● Task prompt
Below are the records; copy each line in them that holds the word "nossos".

## START Material shown

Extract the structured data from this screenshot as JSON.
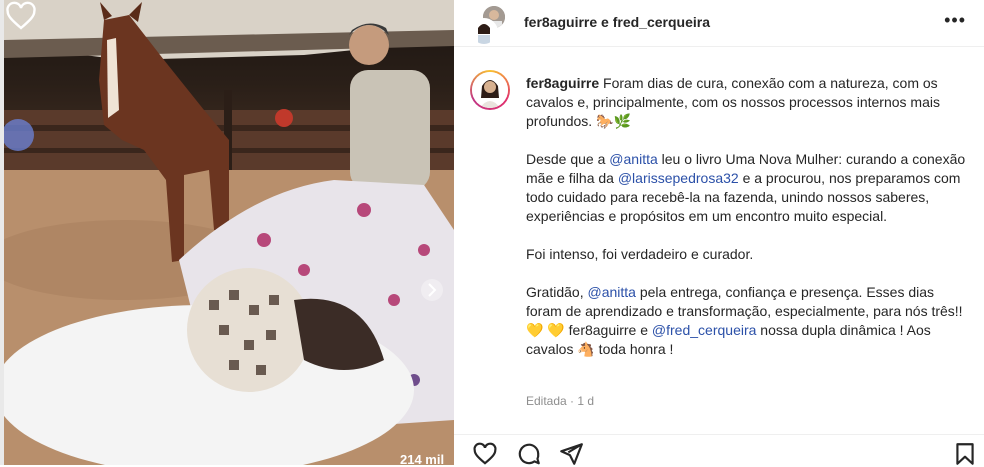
{
  "header": {
    "title": "fer8aguirre e fred_cerqueira",
    "more_icon": "more-horizontal-icon"
  },
  "media": {
    "likes_text": "214 mil",
    "like_icon": "heart-outline-icon"
  },
  "caption": {
    "author": "fer8aguirre",
    "p1_text": " Foram dias de cura, conexão com a natureza, com os cavalos e, principalmente, com os nossos processos internos mais profundos. 🐎🌿",
    "p2_a": "Desde que a ",
    "p2_mention1": "@anitta",
    "p2_b": " leu o livro Uma Nova Mulher: curando a conexão mãe e filha da ",
    "p2_mention2": "@larissepedrosa32",
    "p2_c": " e a procurou, nos preparamos com todo cuidado para recebê-la na fazenda, unindo nossos saberes, experiências e propósitos em um encontro muito especial.",
    "p3_text": "Foi intenso, foi verdadeiro e curador.",
    "p4_a": "Gratidão, ",
    "p4_mention1": "@anitta",
    "p4_b": " pela entrega, confiança e presença. Esses dias foram de aprendizado e transformação, especialmente, para nós três!! 💛 💛 fer8aguirre e ",
    "p4_mention2": "@fred_cerqueira",
    "p4_c": " nossa dupla dinâmica ! Aos cavalos 🐴 toda honra !"
  },
  "meta": {
    "edited": "Editada",
    "separator": " · ",
    "time": "1 d"
  },
  "actions": {
    "like_icon": "heart-icon",
    "comment_icon": "comment-icon",
    "share_icon": "share-icon",
    "save_icon": "bookmark-icon"
  }
}
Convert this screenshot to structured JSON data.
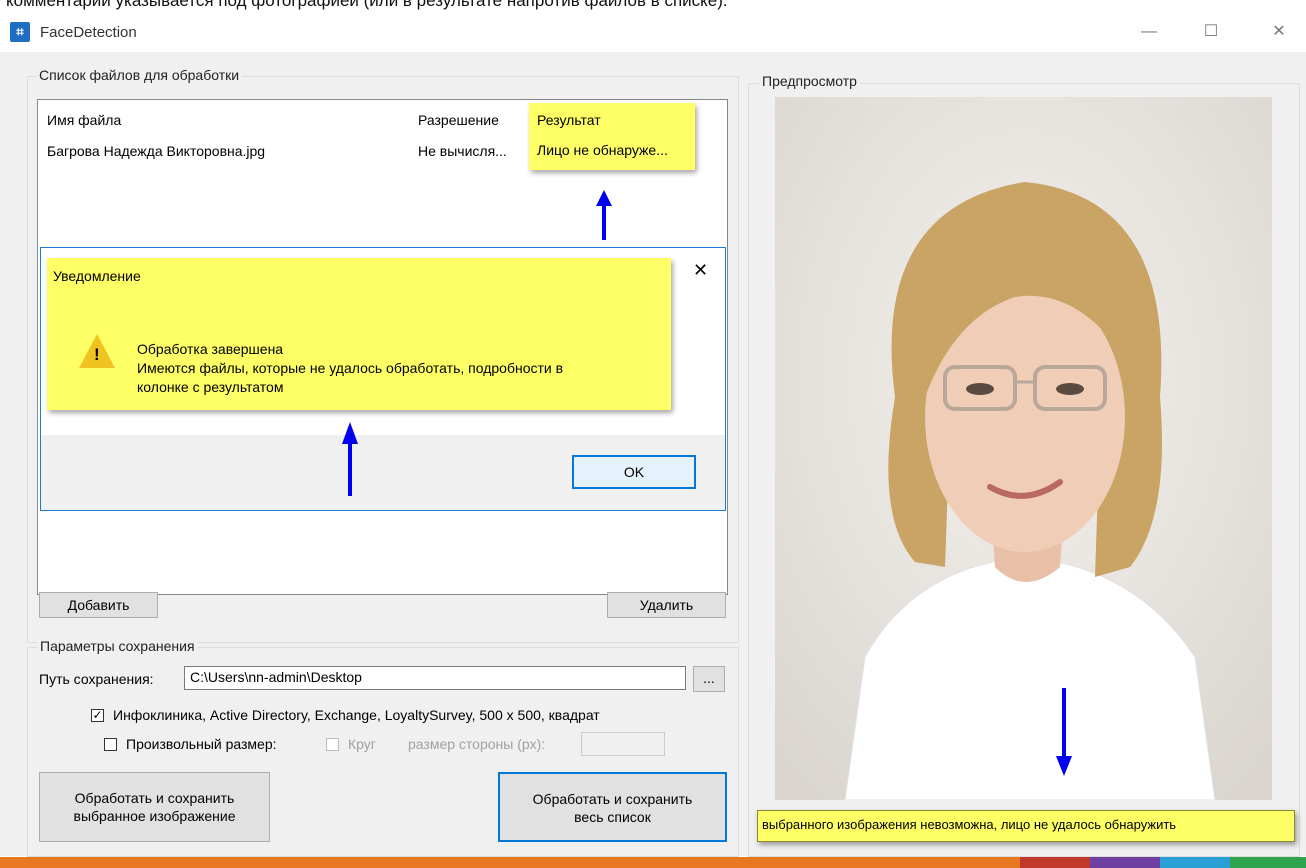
{
  "top_caption": "комментарий указывается под фотографией (или в результате напротив файлов в списке).",
  "window": {
    "title": "FaceDetection",
    "icon": "app-crop-icon"
  },
  "file_list": {
    "group_label": "Список файлов для обработки",
    "columns": [
      "Имя файла",
      "Разрешение",
      "Результат"
    ],
    "rows": [
      {
        "name": "Багрова Надежда Викторовна.jpg",
        "resolution": "Не вычисля...",
        "result": "Лицо не обнаруже..."
      }
    ],
    "add_label": "Добавить",
    "remove_label": "Удалить"
  },
  "dialog": {
    "title": "Уведомление",
    "line1": "Обработка завершена",
    "line2": "Имеются файлы, которые не удалось обработать, подробности в",
    "line3": "колонке с результатом",
    "ok_label": "OK",
    "icon": "warning-icon"
  },
  "save_params": {
    "group_label": "Параметры сохранения",
    "path_label": "Путь сохранения:",
    "path_value": "C:\\Users\\nn-admin\\Desktop",
    "browse_label": "...",
    "preset_label": "Инфоклиника, Active Directory, Exchange, LoyaltySurvey, 500 x 500, квадрат",
    "preset_checked": true,
    "custom_label": "Произвольный размер:",
    "custom_checked": false,
    "circle_label": "Круг",
    "side_label": "размер стороны (px):",
    "side_value": ""
  },
  "actions": {
    "process_selected_line1": "Обработать и сохранить",
    "process_selected_line2": "выбранное изображение",
    "process_all_line1": "Обработать и сохранить",
    "process_all_line2": "весь список"
  },
  "preview": {
    "group_label": "Предпросмотр",
    "status": "выбранного изображения невозможна, лицо не удалось обнаружить"
  },
  "colors": {
    "highlight": "#ffff66",
    "arrow": "#0000ee",
    "accent": "#0078d7"
  }
}
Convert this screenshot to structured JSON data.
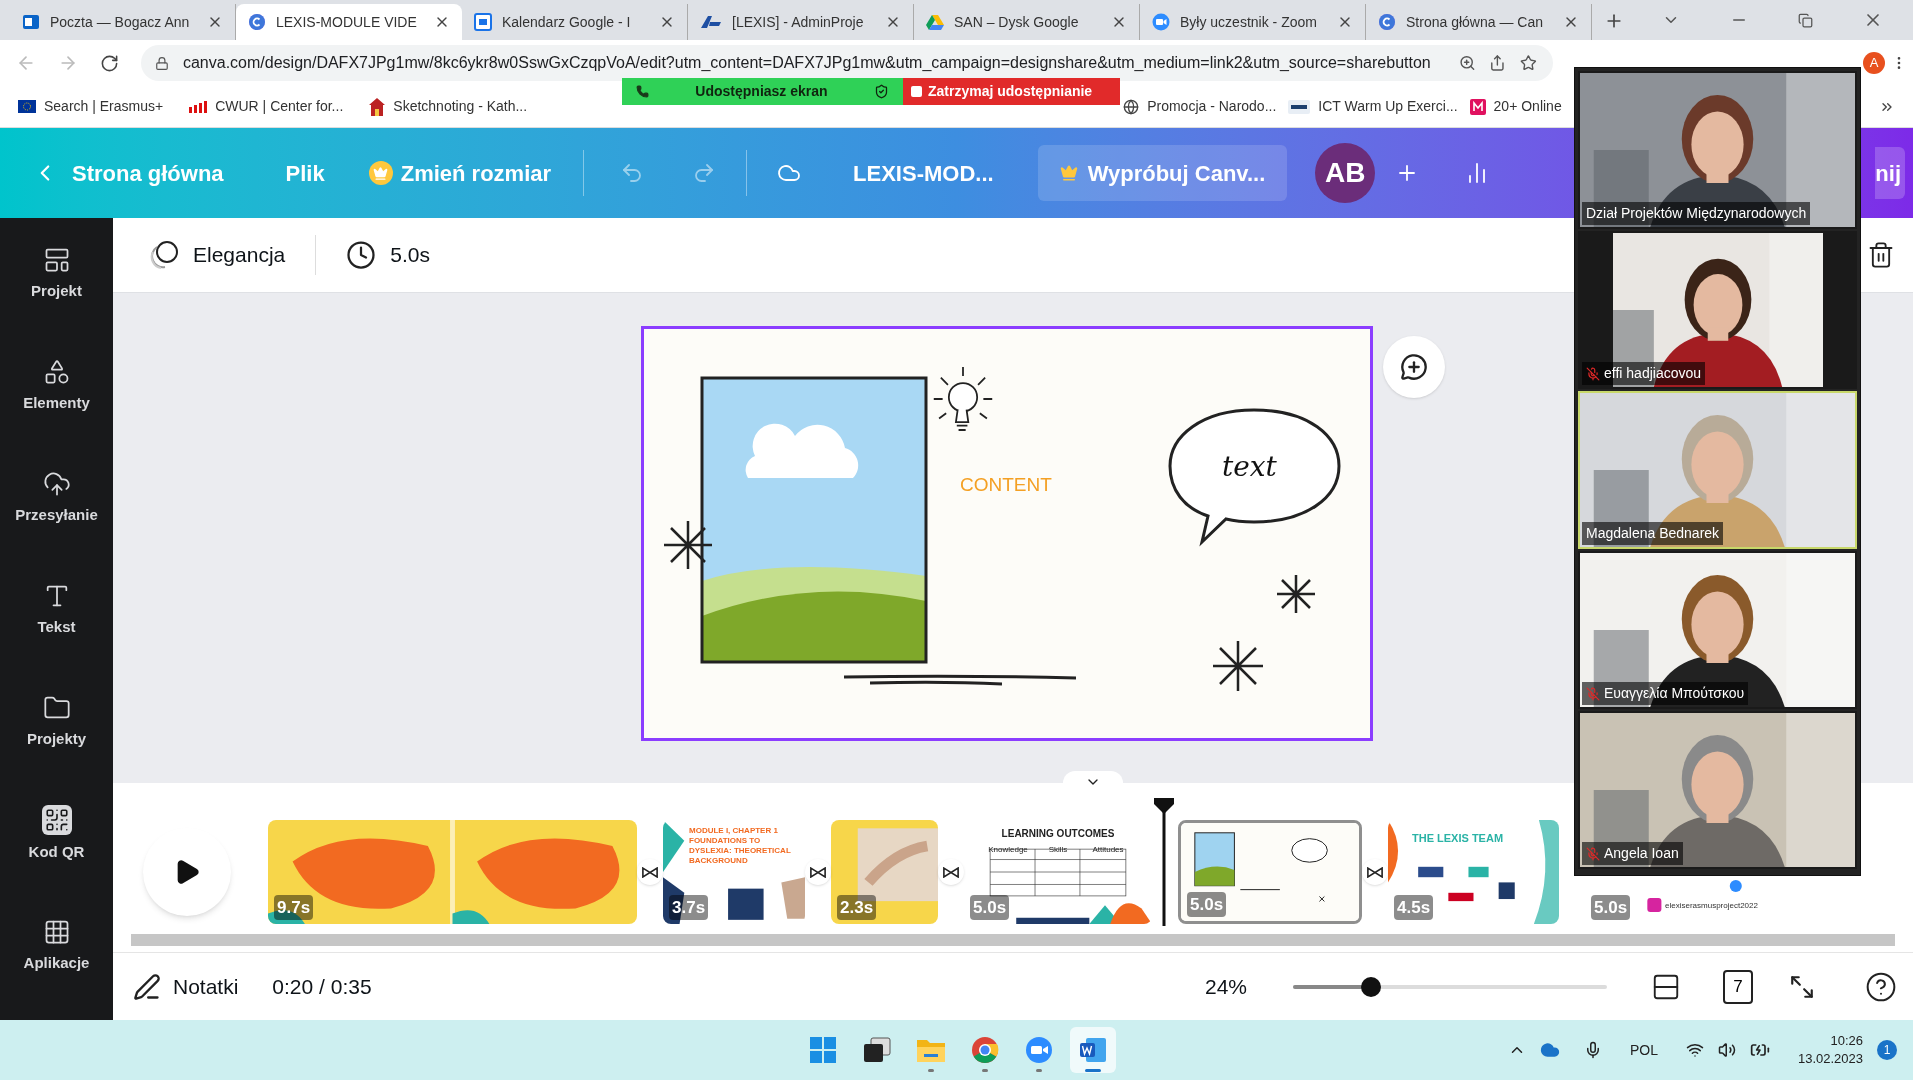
{
  "browser": {
    "tabs": [
      {
        "title": "Poczta — Bogacz Ann",
        "selected": false
      },
      {
        "title": "LEXIS-MODULE VIDE",
        "selected": true
      },
      {
        "title": "Kalendarz Google - I",
        "selected": false
      },
      {
        "title": "[LEXIS] - AdminProje",
        "selected": false
      },
      {
        "title": "SAN – Dysk Google",
        "selected": false
      },
      {
        "title": "Były uczestnik - Zoom",
        "selected": false
      },
      {
        "title": "Strona główna — Can",
        "selected": false
      }
    ],
    "url": "canva.com/design/DAFX7JPg1mw/8kc6ykr8w0SswGxCzqpVoA/edit?utm_content=DAFX7JPg1mw&utm_campaign=designshare&utm_medium=link2&utm_source=sharebutton",
    "profile": "A",
    "bookmarks_left": [
      "Search | Erasmus+",
      "CWUR | Center for...",
      "Sketchnoting - Kath..."
    ],
    "bookmarks_right": [
      "Promocja - Narodo...",
      "ICT Warm Up Exerci...",
      "20+ Online"
    ]
  },
  "share_bar": {
    "status": "Udostępniasz ekran",
    "stop": "Zatrzymaj udostępnianie"
  },
  "header": {
    "home": "Strona główna",
    "file": "Plik",
    "resize": "Zmień rozmiar",
    "title": "LEXIS-MOD...",
    "trial": "Wypróbuj Canv...",
    "avatar": "AB",
    "share_partial": "nij"
  },
  "sidebar": [
    "Projekt",
    "Elementy",
    "Przesyłanie",
    "Tekst",
    "Projekty",
    "Kod QR",
    "Aplikacje"
  ],
  "toolbar": {
    "animation": "Elegancja",
    "duration": "5.0s"
  },
  "slide": {
    "heading": "CONTENT",
    "bubble": "text"
  },
  "timeline": {
    "pages": [
      {
        "kind": "orange",
        "duration": "9.7s",
        "selected": false,
        "transition_after": true
      },
      {
        "kind": "module",
        "duration": "3.7s",
        "title": "MODULE I, CHAPTER 1",
        "subtitle": "FOUNDATIONS TO DYSLEXIA: THEORETICAL BACKGROUND",
        "selected": false,
        "transition_after": true
      },
      {
        "duration": "2.3s",
        "selected": false,
        "transition_after": true
      },
      {
        "kind": "table",
        "duration": "5.0s",
        "title": "LEARNING OUTCOMES",
        "columns": [
          "Knowledge",
          "Skills",
          "Attitudes"
        ],
        "selected": false,
        "transition_after": false
      },
      {
        "kind": "content",
        "duration": "5.0s",
        "selected": true,
        "transition_after": true
      },
      {
        "kind": "team",
        "duration": "4.5s",
        "title": "THE LEXIS TEAM",
        "selected": false,
        "transition_after": false
      },
      {
        "kind": "social",
        "duration": "5.0s",
        "title": "elexiserasmusproject2022",
        "selected": false,
        "transition_after": false
      }
    ]
  },
  "bottom": {
    "notes": "Notatki",
    "time": "0:20 / 0:35",
    "zoom": "24%",
    "zoom_slider": {
      "level": 0.23
    },
    "page_count": "7"
  },
  "zoom_panel": {
    "participants": [
      {
        "name": "Dział Projektów Międzynarodowych",
        "muted": false,
        "speaking": false,
        "letterboxed": false
      },
      {
        "name": "effi hadjiacovou",
        "muted": true,
        "speaking": false,
        "letterboxed": true
      },
      {
        "name": "Magdalena Bednarek",
        "muted": false,
        "speaking": true,
        "letterboxed": false
      },
      {
        "name": "Ευαγγελία Μπούτσκου",
        "muted": true,
        "speaking": false,
        "letterboxed": false
      },
      {
        "name": "Angela Ioan",
        "muted": true,
        "speaking": false,
        "letterboxed": false
      }
    ]
  },
  "taskbar": {
    "apps": [
      {
        "kind": "start",
        "running": false,
        "active": false
      },
      {
        "kind": "taskview",
        "running": false,
        "active": false
      },
      {
        "kind": "explorer",
        "running": true,
        "active": false
      },
      {
        "kind": "chrome",
        "running": true,
        "active": false
      },
      {
        "kind": "zoom",
        "running": true,
        "active": false
      },
      {
        "kind": "word",
        "running": true,
        "active": true
      }
    ],
    "language": "POL",
    "time": "10:26",
    "date": "13.02.2023",
    "notifications": "1"
  }
}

## END Material shown

● Exercise answer
    "p1_text": " Foram dias de cura, conexão com a natureza, com os cavalos e, principalmente, com os nossos processos internos mais profundos. 🐎🌿",
    "p2_c": " e a procurou, nos preparamos com todo cuidado para recebê-la na fazenda, unindo nossos saberes, experiências e propósitos em um encontro muito especial.",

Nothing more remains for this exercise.